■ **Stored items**
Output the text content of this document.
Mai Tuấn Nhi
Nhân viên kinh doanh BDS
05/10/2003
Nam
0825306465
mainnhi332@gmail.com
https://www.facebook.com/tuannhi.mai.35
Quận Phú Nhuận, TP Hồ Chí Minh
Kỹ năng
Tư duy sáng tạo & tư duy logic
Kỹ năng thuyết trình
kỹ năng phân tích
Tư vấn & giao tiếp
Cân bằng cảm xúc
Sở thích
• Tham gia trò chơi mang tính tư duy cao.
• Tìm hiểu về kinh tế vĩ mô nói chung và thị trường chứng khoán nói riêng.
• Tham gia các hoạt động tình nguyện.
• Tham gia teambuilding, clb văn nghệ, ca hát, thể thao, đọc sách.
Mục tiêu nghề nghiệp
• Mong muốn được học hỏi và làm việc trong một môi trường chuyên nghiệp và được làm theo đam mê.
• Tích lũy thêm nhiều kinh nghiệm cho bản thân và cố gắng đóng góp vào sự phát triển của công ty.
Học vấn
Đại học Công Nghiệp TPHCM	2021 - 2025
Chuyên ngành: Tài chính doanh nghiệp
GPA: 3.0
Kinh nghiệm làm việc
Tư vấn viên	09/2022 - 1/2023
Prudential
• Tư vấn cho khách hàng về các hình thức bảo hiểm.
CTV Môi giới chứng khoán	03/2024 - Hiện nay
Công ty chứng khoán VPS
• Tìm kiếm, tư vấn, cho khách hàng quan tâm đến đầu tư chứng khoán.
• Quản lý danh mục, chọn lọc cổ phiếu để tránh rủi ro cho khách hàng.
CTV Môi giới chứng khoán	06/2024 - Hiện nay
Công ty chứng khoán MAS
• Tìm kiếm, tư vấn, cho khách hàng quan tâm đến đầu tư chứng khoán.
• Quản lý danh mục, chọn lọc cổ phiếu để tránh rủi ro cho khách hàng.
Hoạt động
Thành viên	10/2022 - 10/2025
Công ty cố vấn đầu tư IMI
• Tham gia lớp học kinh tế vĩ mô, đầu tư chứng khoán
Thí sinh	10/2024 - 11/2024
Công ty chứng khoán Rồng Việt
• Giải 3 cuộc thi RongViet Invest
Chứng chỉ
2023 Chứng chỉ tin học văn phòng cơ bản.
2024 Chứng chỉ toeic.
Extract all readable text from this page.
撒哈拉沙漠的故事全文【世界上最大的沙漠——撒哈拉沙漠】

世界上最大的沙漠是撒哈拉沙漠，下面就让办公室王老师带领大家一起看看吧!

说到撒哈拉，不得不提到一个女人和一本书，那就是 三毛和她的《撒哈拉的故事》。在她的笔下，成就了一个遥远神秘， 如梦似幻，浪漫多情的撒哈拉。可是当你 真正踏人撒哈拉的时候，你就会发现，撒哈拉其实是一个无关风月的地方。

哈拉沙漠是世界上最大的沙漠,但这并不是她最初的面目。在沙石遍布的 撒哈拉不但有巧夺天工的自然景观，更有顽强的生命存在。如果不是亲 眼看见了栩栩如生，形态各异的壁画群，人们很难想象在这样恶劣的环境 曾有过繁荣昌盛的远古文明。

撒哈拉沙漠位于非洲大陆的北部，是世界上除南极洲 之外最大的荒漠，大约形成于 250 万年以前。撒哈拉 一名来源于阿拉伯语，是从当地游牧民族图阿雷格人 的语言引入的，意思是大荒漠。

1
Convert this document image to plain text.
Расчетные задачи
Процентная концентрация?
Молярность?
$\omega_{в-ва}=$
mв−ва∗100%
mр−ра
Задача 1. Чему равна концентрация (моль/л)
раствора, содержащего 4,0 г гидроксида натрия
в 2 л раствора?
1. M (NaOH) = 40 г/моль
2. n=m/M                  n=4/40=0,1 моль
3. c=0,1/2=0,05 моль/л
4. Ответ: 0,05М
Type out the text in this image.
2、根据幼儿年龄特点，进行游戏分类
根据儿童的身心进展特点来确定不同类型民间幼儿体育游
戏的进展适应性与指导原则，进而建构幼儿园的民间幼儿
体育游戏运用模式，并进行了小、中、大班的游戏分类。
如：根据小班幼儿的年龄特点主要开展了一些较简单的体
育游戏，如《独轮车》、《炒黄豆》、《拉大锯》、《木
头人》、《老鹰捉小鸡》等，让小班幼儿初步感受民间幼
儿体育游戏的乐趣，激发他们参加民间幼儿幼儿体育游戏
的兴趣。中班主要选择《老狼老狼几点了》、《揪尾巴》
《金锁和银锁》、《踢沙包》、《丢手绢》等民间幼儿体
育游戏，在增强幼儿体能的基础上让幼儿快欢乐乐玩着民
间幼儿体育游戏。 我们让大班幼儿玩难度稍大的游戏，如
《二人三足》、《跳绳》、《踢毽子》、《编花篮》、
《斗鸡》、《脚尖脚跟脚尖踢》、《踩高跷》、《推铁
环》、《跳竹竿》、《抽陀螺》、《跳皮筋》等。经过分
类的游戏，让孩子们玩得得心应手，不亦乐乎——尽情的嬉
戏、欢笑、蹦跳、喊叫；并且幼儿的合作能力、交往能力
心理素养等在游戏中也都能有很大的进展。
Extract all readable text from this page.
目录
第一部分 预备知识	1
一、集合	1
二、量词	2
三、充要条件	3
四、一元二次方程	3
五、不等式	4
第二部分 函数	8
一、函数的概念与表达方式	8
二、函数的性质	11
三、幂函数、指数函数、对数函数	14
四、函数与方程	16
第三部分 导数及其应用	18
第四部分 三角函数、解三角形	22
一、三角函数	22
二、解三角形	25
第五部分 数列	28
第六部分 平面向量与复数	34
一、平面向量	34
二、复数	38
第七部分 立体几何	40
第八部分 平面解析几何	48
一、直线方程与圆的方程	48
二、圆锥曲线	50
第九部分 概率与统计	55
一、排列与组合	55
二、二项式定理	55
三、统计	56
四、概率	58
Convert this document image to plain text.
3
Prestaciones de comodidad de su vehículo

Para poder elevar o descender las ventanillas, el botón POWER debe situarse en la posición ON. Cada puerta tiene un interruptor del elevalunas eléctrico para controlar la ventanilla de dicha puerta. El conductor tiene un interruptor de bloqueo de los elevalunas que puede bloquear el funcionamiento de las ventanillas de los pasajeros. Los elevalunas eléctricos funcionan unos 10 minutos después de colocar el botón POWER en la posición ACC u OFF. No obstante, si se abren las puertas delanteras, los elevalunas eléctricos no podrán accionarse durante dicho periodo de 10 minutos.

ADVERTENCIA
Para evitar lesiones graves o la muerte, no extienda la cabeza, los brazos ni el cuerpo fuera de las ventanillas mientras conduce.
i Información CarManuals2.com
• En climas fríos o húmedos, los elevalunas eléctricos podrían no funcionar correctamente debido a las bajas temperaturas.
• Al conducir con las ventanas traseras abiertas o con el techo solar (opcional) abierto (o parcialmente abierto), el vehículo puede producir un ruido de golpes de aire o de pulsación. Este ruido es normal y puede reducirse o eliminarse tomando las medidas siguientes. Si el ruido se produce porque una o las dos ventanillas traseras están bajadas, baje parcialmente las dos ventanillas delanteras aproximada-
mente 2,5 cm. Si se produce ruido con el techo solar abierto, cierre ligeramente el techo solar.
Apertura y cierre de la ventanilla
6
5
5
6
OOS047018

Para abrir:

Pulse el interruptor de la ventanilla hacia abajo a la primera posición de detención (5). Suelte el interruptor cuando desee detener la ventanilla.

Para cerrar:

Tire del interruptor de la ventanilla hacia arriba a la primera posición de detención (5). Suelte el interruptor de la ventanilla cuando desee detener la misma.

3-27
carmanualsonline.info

■ **WHAT IS NEEDED**
Find the word "produce" in the records and pull out each line that has it.

■ **THE RESPONSE**
• Al conducir con las ventanas traseras abiertas o con el techo solar (opcional) abierto (o parcialmente abierto), el vehículo puede producir un ruido de golpes de aire o de pulsación. Este ruido es normal y puede reducirse o eliminarse tomando las medidas siguientes. Si el ruido se produce porque una o las dos ventanillas traseras están bajadas, baje parcialmente las dos ventanillas delanteras aproximada-
mente 2,5 cm. Si se produce ruido con el techo solar abierto, cierre ligeramente el techo solar.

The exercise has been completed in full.